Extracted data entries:
------------------------------------
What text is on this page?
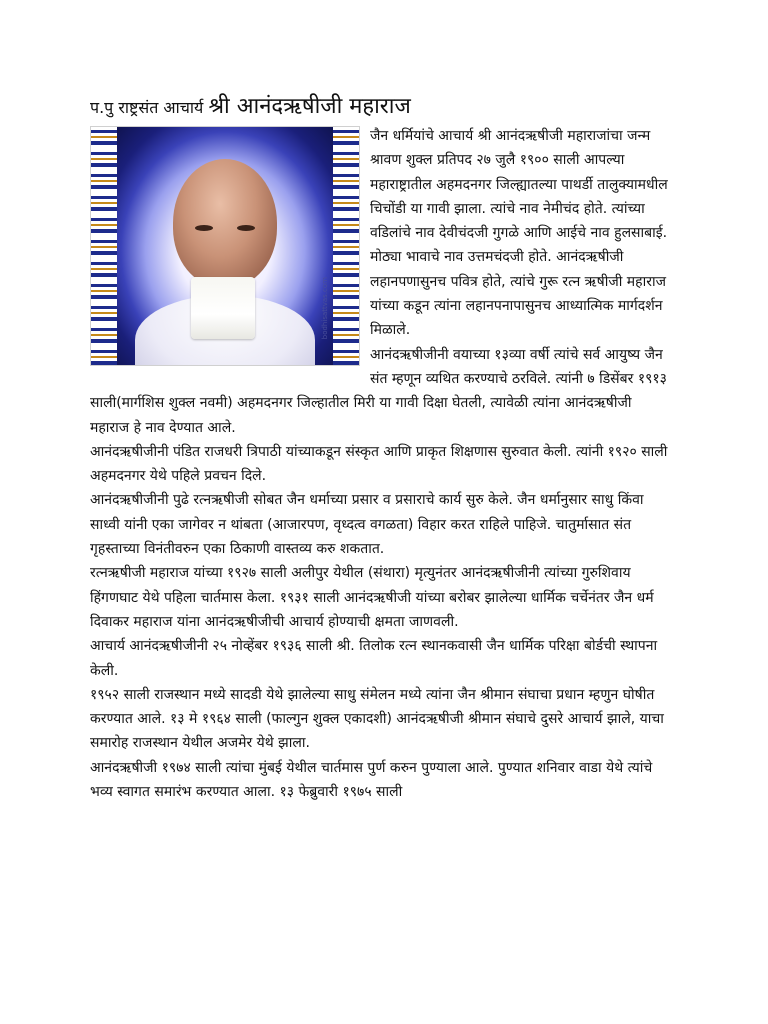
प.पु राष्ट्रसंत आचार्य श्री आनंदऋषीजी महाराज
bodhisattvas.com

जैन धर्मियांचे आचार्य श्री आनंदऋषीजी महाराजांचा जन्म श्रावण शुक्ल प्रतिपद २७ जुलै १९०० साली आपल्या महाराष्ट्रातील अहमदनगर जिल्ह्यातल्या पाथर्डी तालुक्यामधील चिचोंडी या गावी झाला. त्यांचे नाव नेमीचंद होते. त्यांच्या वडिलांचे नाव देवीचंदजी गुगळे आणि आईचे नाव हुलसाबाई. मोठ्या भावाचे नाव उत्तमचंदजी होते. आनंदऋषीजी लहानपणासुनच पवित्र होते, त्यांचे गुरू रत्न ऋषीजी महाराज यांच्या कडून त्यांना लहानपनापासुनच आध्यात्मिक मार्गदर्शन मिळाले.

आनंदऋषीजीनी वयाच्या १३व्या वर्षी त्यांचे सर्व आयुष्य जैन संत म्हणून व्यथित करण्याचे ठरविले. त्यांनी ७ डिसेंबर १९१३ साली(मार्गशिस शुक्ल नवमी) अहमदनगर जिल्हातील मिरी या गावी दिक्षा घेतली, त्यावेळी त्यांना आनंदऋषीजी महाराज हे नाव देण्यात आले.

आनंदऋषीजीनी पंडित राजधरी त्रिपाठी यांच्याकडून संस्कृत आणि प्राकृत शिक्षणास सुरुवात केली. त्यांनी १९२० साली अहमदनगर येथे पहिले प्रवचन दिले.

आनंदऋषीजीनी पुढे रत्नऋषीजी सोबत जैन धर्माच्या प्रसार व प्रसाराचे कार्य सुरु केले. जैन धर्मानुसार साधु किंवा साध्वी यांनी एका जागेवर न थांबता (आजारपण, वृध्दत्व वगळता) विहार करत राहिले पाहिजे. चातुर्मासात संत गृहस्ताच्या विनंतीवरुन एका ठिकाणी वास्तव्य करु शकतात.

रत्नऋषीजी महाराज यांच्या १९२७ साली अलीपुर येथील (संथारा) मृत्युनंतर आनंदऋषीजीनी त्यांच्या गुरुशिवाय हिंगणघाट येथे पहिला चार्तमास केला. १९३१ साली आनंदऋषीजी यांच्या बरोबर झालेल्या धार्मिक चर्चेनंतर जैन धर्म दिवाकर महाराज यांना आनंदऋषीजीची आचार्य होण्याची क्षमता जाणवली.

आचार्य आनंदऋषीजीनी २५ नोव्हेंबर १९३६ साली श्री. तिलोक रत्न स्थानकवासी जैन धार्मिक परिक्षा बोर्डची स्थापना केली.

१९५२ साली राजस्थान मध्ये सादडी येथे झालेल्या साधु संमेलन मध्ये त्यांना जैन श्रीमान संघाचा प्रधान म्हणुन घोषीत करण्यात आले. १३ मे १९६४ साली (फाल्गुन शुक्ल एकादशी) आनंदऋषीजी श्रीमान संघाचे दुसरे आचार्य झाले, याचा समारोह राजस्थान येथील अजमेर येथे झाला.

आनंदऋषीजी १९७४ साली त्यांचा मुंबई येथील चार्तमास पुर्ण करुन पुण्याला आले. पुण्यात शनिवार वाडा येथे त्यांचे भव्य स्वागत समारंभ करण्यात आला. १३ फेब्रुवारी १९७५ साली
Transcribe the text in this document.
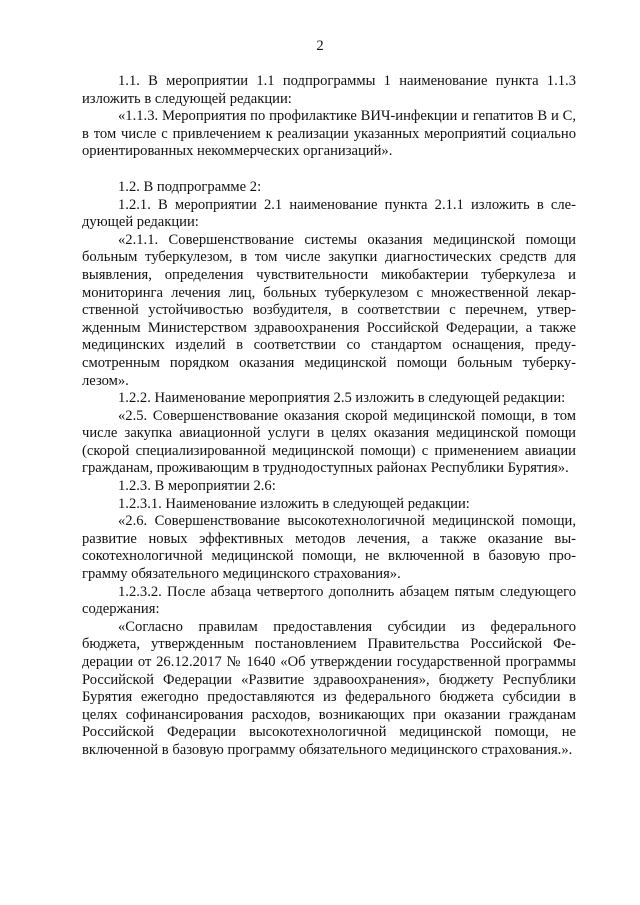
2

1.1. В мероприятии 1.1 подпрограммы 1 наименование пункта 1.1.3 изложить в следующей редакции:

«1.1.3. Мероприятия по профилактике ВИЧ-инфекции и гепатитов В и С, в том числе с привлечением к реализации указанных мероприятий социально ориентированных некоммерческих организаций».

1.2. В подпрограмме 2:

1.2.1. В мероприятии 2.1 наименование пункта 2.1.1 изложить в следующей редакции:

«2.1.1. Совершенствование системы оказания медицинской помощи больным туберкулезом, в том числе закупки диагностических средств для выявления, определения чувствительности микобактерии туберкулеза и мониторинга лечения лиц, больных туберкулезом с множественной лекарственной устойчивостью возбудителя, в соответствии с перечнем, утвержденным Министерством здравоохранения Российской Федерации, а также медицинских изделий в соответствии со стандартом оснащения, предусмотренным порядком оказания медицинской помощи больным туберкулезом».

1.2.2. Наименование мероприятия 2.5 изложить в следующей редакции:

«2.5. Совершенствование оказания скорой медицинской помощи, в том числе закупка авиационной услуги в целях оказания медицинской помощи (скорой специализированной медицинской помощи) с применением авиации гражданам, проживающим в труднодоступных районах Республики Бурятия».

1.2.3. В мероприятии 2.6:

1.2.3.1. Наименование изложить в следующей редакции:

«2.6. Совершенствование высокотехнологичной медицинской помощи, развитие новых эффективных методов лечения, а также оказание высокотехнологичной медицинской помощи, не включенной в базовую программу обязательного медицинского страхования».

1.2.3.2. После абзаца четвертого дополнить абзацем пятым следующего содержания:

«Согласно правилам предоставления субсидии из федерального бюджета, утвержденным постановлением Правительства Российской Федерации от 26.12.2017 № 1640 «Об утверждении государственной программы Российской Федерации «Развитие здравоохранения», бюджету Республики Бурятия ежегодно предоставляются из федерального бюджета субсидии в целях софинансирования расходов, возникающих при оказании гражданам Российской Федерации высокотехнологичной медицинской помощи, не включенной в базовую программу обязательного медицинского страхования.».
------------------------------------
What is needed> From the data, list each line in which the string "пункта" appears.

Solution to the problem>
1.1. В мероприятии 1.1 подпрограммы 1 наименование пункта 1.1.3 изложить в следующей редакции:
1.2.1. В мероприятии 2.1 наименование пункта 2.1.1 изложить в следующей редакции:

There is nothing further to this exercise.